WHAT THE TASK REQUIRES:
In the entries below, every line that contains "ylabel" must be located and copied.

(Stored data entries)

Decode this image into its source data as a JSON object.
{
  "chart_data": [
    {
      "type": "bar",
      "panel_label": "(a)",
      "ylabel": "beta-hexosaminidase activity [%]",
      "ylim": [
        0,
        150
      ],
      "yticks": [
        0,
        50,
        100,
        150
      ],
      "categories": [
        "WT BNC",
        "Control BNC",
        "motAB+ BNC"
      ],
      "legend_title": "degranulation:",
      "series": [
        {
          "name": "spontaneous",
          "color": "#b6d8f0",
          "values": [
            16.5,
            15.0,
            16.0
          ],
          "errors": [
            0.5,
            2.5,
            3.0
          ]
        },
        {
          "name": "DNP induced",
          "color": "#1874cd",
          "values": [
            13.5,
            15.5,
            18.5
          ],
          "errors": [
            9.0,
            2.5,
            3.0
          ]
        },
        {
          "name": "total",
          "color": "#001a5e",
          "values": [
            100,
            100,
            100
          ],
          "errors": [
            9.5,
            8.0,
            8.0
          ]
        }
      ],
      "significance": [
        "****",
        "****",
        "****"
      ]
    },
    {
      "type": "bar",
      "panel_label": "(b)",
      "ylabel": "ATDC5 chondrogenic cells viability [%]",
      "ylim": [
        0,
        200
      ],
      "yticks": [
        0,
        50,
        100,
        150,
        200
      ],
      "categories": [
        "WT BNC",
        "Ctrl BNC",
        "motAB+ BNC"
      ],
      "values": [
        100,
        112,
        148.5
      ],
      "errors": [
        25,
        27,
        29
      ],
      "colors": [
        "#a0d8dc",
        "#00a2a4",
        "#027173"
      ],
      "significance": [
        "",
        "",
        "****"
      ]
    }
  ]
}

RESULT BELOW:
      "ylabel": "beta-hexosaminidase activity [%]",
      "ylabel": "ATDC5 chondrogenic cells viability [%]",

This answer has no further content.